A block of data
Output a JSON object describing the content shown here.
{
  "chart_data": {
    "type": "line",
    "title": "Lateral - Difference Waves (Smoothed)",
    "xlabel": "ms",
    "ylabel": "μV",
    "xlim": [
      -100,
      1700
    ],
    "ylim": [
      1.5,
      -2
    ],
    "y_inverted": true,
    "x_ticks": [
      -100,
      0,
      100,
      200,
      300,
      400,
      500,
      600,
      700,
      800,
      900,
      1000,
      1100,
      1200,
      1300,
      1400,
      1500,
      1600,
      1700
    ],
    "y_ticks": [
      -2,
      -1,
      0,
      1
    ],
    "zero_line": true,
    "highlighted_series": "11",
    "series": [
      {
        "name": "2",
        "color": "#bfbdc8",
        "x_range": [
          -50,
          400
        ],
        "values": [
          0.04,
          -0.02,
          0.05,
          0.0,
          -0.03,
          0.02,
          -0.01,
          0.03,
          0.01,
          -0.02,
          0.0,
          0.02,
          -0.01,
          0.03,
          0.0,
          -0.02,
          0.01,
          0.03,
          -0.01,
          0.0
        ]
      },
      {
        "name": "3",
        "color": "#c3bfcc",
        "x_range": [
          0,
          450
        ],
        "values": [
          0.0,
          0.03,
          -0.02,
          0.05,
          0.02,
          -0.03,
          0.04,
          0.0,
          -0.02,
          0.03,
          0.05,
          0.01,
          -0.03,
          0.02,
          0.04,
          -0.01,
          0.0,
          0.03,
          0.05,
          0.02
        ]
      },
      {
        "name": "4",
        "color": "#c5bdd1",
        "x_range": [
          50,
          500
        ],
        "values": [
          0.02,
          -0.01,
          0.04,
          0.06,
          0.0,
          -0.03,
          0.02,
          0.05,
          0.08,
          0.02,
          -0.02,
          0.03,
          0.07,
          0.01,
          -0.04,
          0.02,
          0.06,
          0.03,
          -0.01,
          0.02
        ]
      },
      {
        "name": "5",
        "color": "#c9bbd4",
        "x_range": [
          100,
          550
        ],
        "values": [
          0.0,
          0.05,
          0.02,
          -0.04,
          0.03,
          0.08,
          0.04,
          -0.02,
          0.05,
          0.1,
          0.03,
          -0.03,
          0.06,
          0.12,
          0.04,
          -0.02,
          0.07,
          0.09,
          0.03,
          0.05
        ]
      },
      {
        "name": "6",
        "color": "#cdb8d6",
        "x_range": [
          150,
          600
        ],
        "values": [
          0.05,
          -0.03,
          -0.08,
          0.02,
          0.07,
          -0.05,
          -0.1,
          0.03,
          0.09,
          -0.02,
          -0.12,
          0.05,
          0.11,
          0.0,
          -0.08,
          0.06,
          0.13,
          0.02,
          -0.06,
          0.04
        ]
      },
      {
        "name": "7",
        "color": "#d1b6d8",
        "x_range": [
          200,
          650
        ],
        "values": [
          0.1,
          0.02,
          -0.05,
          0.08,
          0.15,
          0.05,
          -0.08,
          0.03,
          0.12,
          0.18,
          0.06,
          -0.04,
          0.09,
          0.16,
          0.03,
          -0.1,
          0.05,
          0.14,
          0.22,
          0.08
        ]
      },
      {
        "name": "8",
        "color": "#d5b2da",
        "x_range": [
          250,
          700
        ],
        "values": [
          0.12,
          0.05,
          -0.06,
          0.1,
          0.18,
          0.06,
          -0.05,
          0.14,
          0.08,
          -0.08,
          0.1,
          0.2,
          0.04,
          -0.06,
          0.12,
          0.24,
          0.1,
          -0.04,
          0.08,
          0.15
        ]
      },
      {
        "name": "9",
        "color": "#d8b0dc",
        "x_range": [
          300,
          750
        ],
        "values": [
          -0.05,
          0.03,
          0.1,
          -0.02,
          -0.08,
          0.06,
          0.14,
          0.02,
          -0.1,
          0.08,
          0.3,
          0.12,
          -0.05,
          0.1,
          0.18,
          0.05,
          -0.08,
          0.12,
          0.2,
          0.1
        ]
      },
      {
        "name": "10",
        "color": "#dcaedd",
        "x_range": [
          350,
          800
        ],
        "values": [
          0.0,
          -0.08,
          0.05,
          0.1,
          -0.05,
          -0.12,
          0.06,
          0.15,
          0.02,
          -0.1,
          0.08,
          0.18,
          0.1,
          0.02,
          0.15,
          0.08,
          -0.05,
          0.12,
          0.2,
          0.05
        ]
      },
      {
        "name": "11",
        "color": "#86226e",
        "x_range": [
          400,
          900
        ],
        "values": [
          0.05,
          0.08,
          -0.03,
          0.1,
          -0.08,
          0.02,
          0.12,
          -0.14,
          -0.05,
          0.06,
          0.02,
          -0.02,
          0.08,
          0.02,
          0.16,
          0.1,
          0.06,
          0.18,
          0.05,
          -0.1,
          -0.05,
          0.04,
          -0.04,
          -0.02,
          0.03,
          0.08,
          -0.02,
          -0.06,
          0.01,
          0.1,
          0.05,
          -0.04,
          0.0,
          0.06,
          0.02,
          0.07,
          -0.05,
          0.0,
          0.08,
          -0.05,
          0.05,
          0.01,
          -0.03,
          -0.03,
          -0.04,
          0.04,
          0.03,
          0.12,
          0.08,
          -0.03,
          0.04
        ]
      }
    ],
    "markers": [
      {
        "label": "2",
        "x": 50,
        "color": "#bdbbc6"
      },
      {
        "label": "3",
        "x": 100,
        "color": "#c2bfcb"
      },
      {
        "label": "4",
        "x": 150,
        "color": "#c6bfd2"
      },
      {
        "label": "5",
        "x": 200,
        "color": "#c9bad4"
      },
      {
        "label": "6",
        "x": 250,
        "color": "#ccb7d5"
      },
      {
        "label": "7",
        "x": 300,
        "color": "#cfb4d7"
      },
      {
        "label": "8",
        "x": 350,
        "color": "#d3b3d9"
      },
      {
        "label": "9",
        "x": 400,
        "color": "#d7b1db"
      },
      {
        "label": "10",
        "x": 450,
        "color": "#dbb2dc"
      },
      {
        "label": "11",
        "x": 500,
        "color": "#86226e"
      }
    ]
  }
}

» **Do this**:
Write out every line of the records exactly.

» **Final result**:
Output a JSON object describing the content shown here.
{
  "chart_data": {
    "type": "line",
    "title": "Lateral - Difference Waves (Smoothed)",
    "xlabel": "ms",
    "ylabel": "μV",
    "xlim": [
      -100,
      1700
    ],
    "ylim": [
      1.5,
      -2
    ],
    "y_inverted": true,
    "x_ticks": [
      -100,
      0,
      100,
      200,
      300,
      400,
      500,
      600,
      700,
      800,
      900,
      1000,
      1100,
      1200,
      1300,
      1400,
      1500,
      1600,
      1700
    ],
    "y_ticks": [
      -2,
      -1,
      0,
      1
    ],
    "zero_line": true,
    "highlighted_series": "11",
    "series": [
      {
        "name": "2",
        "color": "#bfbdc8",
        "x_range": [
          -50,
          400
        ],
        "values": [
          0.04,
          -0.02,
          0.05,
          0.0,
          -0.03,
          0.02,
          -0.01,
          0.03,
          0.01,
          -0.02,
          0.0,
          0.02,
          -0.01,
          0.03,
          0.0,
          -0.02,
          0.01,
          0.03,
          -0.01,
          0.0
        ]
      },
      {
        "name": "3",
        "color": "#c3bfcc",
        "x_range": [
          0,
          450
        ],
        "values": [
          0.0,
          0.03,
          -0.02,
          0.05,
          0.02,
          -0.03,
          0.04,
          0.0,
          -0.02,
          0.03,
          0.05,
          0.01,
          -0.03,
          0.02,
          0.04,
          -0.01,
          0.0,
          0.03,
          0.05,
          0.02
        ]
      },
      {
        "name": "4",
        "color": "#c5bdd1",
        "x_range": [
          50,
          500
        ],
        "values": [
          0.02,
          -0.01,
          0.04,
          0.06,
          0.0,
          -0.03,
          0.02,
          0.05,
          0.08,
          0.02,
          -0.02,
          0.03,
          0.07,
          0.01,
          -0.04,
          0.02,
          0.06,
          0.03,
          -0.01,
          0.02
        ]
      },
      {
        "name": "5",
        "color": "#c9bbd4",
        "x_range": [
          100,
          550
        ],
        "values": [
          0.0,
          0.05,
          0.02,
          -0.04,
          0.03,
          0.08,
          0.04,
          -0.02,
          0.05,
          0.1,
          0.03,
          -0.03,
          0.06,
          0.12,
          0.04,
          -0.02,
          0.07,
          0.09,
          0.03,
          0.05
        ]
      },
      {
        "name": "6",
        "color": "#cdb8d6",
        "x_range": [
          150,
          600
        ],
        "values": [
          0.05,
          -0.03,
          -0.08,
          0.02,
          0.07,
          -0.05,
          -0.1,
          0.03,
          0.09,
          -0.02,
          -0.12,
          0.05,
          0.11,
          0.0,
          -0.08,
          0.06,
          0.13,
          0.02,
          -0.06,
          0.04
        ]
      },
      {
        "name": "7",
        "color": "#d1b6d8",
        "x_range": [
          200,
          650
        ],
        "values": [
          0.1,
          0.02,
          -0.05,
          0.08,
          0.15,
          0.05,
          -0.08,
          0.03,
          0.12,
          0.18,
          0.06,
          -0.04,
          0.09,
          0.16,
          0.03,
          -0.1,
          0.05,
          0.14,
          0.22,
          0.08
        ]
      },
      {
        "name": "8",
        "color": "#d5b2da",
        "x_range": [
          250,
          700
        ],
        "values": [
          0.12,
          0.05,
          -0.06,
          0.1,
          0.18,
          0.06,
          -0.05,
          0.14,
          0.08,
          -0.08,
          0.1,
          0.2,
          0.04,
          -0.06,
          0.12,
          0.24,
          0.1,
          -0.04,
          0.08,
          0.15
        ]
      },
      {
        "name": "9",
        "color": "#d8b0dc",
        "x_range": [
          300,
          750
        ],
        "values": [
          -0.05,
          0.03,
          0.1,
          -0.02,
          -0.08,
          0.06,
          0.14,
          0.02,
          -0.1,
          0.08,
          0.3,
          0.12,
          -0.05,
          0.1,
          0.18,
          0.05,
          -0.08,
          0.12,
          0.2,
          0.1
        ]
      },
      {
        "name": "10",
        "color": "#dcaedd",
        "x_range": [
          350,
          800
        ],
        "values": [
          0.0,
          -0.08,
          0.05,
          0.1,
          -0.05,
          -0.12,
          0.06,
          0.15,
          0.02,
          -0.1,
          0.08,
          0.18,
          0.1,
          0.02,
          0.15,
          0.08,
          -0.05,
          0.12,
          0.2,
          0.05
        ]
      },
      {
        "name": "11",
        "color": "#86226e",
        "x_range": [
          400,
          900
        ],
        "values": [
          0.05,
          0.08,
          -0.03,
          0.1,
          -0.08,
          0.02,
          0.12,
          -0.14,
          -0.05,
          0.06,
          0.02,
          -0.02,
          0.08,
          0.02,
          0.16,
          0.1,
          0.06,
          0.18,
          0.05,
          -0.1,
          -0.05,
          0.04,
          -0.04,
          -0.02,
          0.03,
          0.08,
          -0.02,
          -0.06,
          0.01,
          0.1,
          0.05,
          -0.04,
          0.0,
          0.06,
          0.02,
          0.07,
          -0.05,
          0.0,
          0.08,
          -0.05,
          0.05,
          0.01,
          -0.03,
          -0.03,
          -0.04,
          0.04,
          0.03,
          0.12,
          0.08,
          -0.03,
          0.04
        ]
      }
    ],
    "markers": [
      {
        "label": "2",
        "x": 50,
        "color": "#bdbbc6"
      },
      {
        "label": "3",
        "x": 100,
        "color": "#c2bfcb"
      },
      {
        "label": "4",
        "x": 150,
        "color": "#c6bfd2"
      },
      {
        "label": "5",
        "x": 200,
        "color": "#c9bad4"
      },
      {
        "label": "6",
        "x": 250,
        "color": "#ccb7d5"
      },
      {
        "label": "7",
        "x": 300,
        "color": "#cfb4d7"
      },
      {
        "label": "8",
        "x": 350,
        "color": "#d3b3d9"
      },
      {
        "label": "9",
        "x": 400,
        "color": "#d7b1db"
      },
      {
        "label": "10",
        "x": 450,
        "color": "#dbb2dc"
      },
      {
        "label": "11",
        "x": 500,
        "color": "#86226e"
      }
    ]
  }
}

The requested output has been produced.